+++ Materials provided +++

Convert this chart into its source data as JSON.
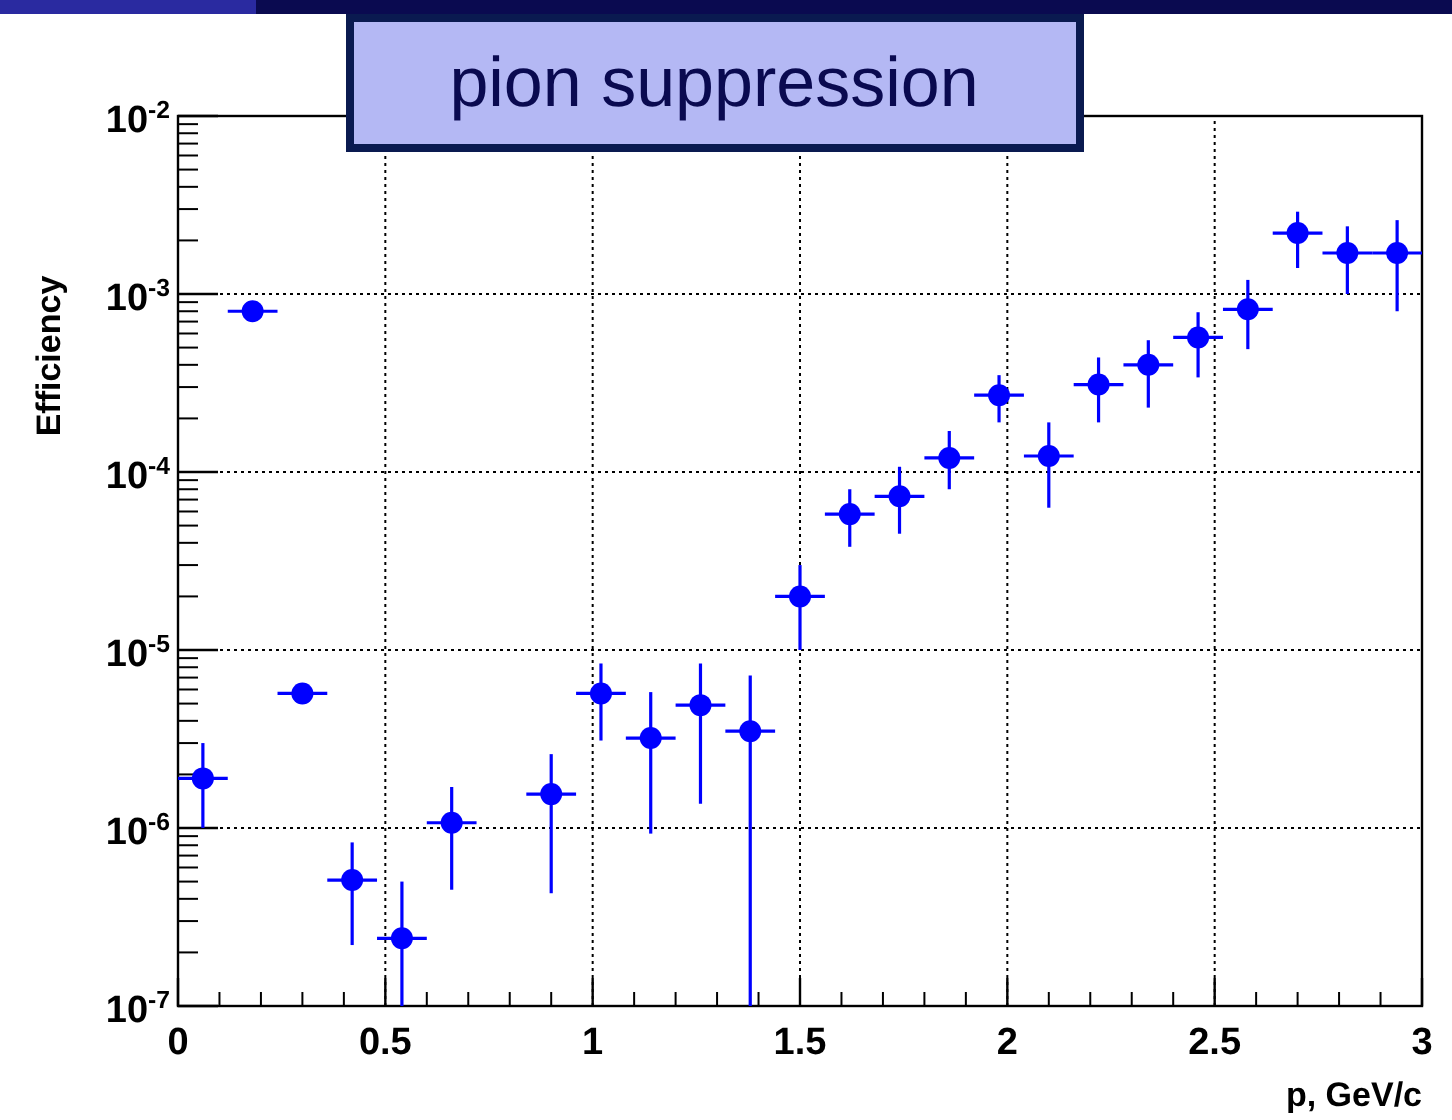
{
  "chart_data": {
    "type": "scatter",
    "title": "pion suppression",
    "xlabel": "p, GeV/c",
    "ylabel": "Efficiency",
    "log": "y",
    "grid": true,
    "marker": "circle",
    "xlim": [
      0,
      3
    ],
    "xticks": [
      0,
      0.5,
      1,
      1.5,
      2,
      2.5,
      3
    ],
    "ylim": [
      1e-07,
      0.01
    ],
    "yticks": [
      {
        "value": 1e-07,
        "label": "10$^{-7}$"
      },
      {
        "value": 1e-06,
        "label": "10$^{-6}$"
      },
      {
        "value": 1e-05,
        "label": "10$^{-5}$"
      },
      {
        "value": 0.0001,
        "label": "10$^{-4}$"
      },
      {
        "value": 0.001,
        "label": "10$^{-3}$"
      },
      {
        "value": 0.01,
        "label": "10$^{-2}$"
      }
    ],
    "series": [
      {
        "color": "#0000ff",
        "x": [
          0.06,
          0.18,
          0.3,
          0.42,
          0.54,
          0.66,
          0.9,
          1.02,
          1.14,
          1.26,
          1.38,
          1.5,
          1.62,
          1.74,
          1.86,
          1.98,
          2.1,
          2.22,
          2.34,
          2.46,
          2.58,
          2.7,
          2.82,
          2.94
        ],
        "values": [
          1.9e-06,
          0.0008,
          5.7e-06,
          5.1e-07,
          2.4e-07,
          1.07e-06,
          1.55e-06,
          5.7e-06,
          3.2e-06,
          4.9e-06,
          3.5e-06,
          2e-05,
          5.8e-05,
          7.3e-05,
          0.00012,
          0.00027,
          0.000123,
          0.00031,
          0.0004,
          0.00057,
          0.00082,
          0.0022,
          0.0017,
          0.0017
        ],
        "errors": [
          [
            1e-06,
            3e-06
          ],
          [
            0.00075,
            0.00085
          ],
          [
            5e-06,
            6.5e-06
          ],
          [
            2.2e-07,
            8.3e-07
          ],
          [
            1e-07,
            5e-07
          ],
          [
            4.5e-07,
            1.7e-06
          ],
          [
            4.3e-07,
            2.6e-06
          ],
          [
            3.1e-06,
            8.4e-06
          ],
          [
            9.3e-07,
            5.8e-06
          ],
          [
            1.37e-06,
            8.4e-06
          ],
          [
            1e-07,
            7.2e-06
          ],
          [
            1e-05,
            3e-05
          ],
          [
            3.8e-05,
            8e-05
          ],
          [
            4.5e-05,
            0.000107
          ],
          [
            8e-05,
            0.00017
          ],
          [
            0.00019,
            0.00035
          ],
          [
            6.3e-05,
            0.00019
          ],
          [
            0.00019,
            0.00044
          ],
          [
            0.00023,
            0.00055
          ],
          [
            0.00034,
            0.00079
          ],
          [
            0.00049,
            0.0012
          ],
          [
            0.0014,
            0.0029
          ],
          [
            0.001,
            0.0024
          ],
          [
            0.0008,
            0.0026
          ]
        ],
        "xerrors": [
          0.06,
          0.06,
          0.06,
          0.06,
          0.06,
          0.06,
          0.06,
          0.06,
          0.06,
          0.06,
          0.06,
          0.06,
          0.06,
          0.06,
          0.06,
          0.06,
          0.06,
          0.06,
          0.06,
          0.06,
          0.06,
          0.06,
          0.06,
          0.06
        ]
      }
    ]
  }
}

+++

• Task goal: Print the complete listing exactly, apart from any pictures.

• Output of the exercise:
Convert this chart into its source data as JSON.
{
  "chart_data": {
    "type": "scatter",
    "title": "pion suppression",
    "xlabel": "p, GeV/c",
    "ylabel": "Efficiency",
    "log": "y",
    "grid": true,
    "marker": "circle",
    "xlim": [
      0,
      3
    ],
    "xticks": [
      0,
      0.5,
      1,
      1.5,
      2,
      2.5,
      3
    ],
    "ylim": [
      1e-07,
      0.01
    ],
    "yticks": [
      {
        "value": 1e-07,
        "label": "10$^{-7}$"
      },
      {
        "value": 1e-06,
        "label": "10$^{-6}$"
      },
      {
        "value": 1e-05,
        "label": "10$^{-5}$"
      },
      {
        "value": 0.0001,
        "label": "10$^{-4}$"
      },
      {
        "value": 0.001,
        "label": "10$^{-3}$"
      },
      {
        "value": 0.01,
        "label": "10$^{-2}$"
      }
    ],
    "series": [
      {
        "color": "#0000ff",
        "x": [
          0.06,
          0.18,
          0.3,
          0.42,
          0.54,
          0.66,
          0.9,
          1.02,
          1.14,
          1.26,
          1.38,
          1.5,
          1.62,
          1.74,
          1.86,
          1.98,
          2.1,
          2.22,
          2.34,
          2.46,
          2.58,
          2.7,
          2.82,
          2.94
        ],
        "values": [
          1.9e-06,
          0.0008,
          5.7e-06,
          5.1e-07,
          2.4e-07,
          1.07e-06,
          1.55e-06,
          5.7e-06,
          3.2e-06,
          4.9e-06,
          3.5e-06,
          2e-05,
          5.8e-05,
          7.3e-05,
          0.00012,
          0.00027,
          0.000123,
          0.00031,
          0.0004,
          0.00057,
          0.00082,
          0.0022,
          0.0017,
          0.0017
        ],
        "errors": [
          [
            1e-06,
            3e-06
          ],
          [
            0.00075,
            0.00085
          ],
          [
            5e-06,
            6.5e-06
          ],
          [
            2.2e-07,
            8.3e-07
          ],
          [
            1e-07,
            5e-07
          ],
          [
            4.5e-07,
            1.7e-06
          ],
          [
            4.3e-07,
            2.6e-06
          ],
          [
            3.1e-06,
            8.4e-06
          ],
          [
            9.3e-07,
            5.8e-06
          ],
          [
            1.37e-06,
            8.4e-06
          ],
          [
            1e-07,
            7.2e-06
          ],
          [
            1e-05,
            3e-05
          ],
          [
            3.8e-05,
            8e-05
          ],
          [
            4.5e-05,
            0.000107
          ],
          [
            8e-05,
            0.00017
          ],
          [
            0.00019,
            0.00035
          ],
          [
            6.3e-05,
            0.00019
          ],
          [
            0.00019,
            0.00044
          ],
          [
            0.00023,
            0.00055
          ],
          [
            0.00034,
            0.00079
          ],
          [
            0.00049,
            0.0012
          ],
          [
            0.0014,
            0.0029
          ],
          [
            0.001,
            0.0024
          ],
          [
            0.0008,
            0.0026
          ]
        ],
        "xerrors": [
          0.06,
          0.06,
          0.06,
          0.06,
          0.06,
          0.06,
          0.06,
          0.06,
          0.06,
          0.06,
          0.06,
          0.06,
          0.06,
          0.06,
          0.06,
          0.06,
          0.06,
          0.06,
          0.06,
          0.06,
          0.06,
          0.06,
          0.06,
          0.06
        ]
      }
    ]
  }
}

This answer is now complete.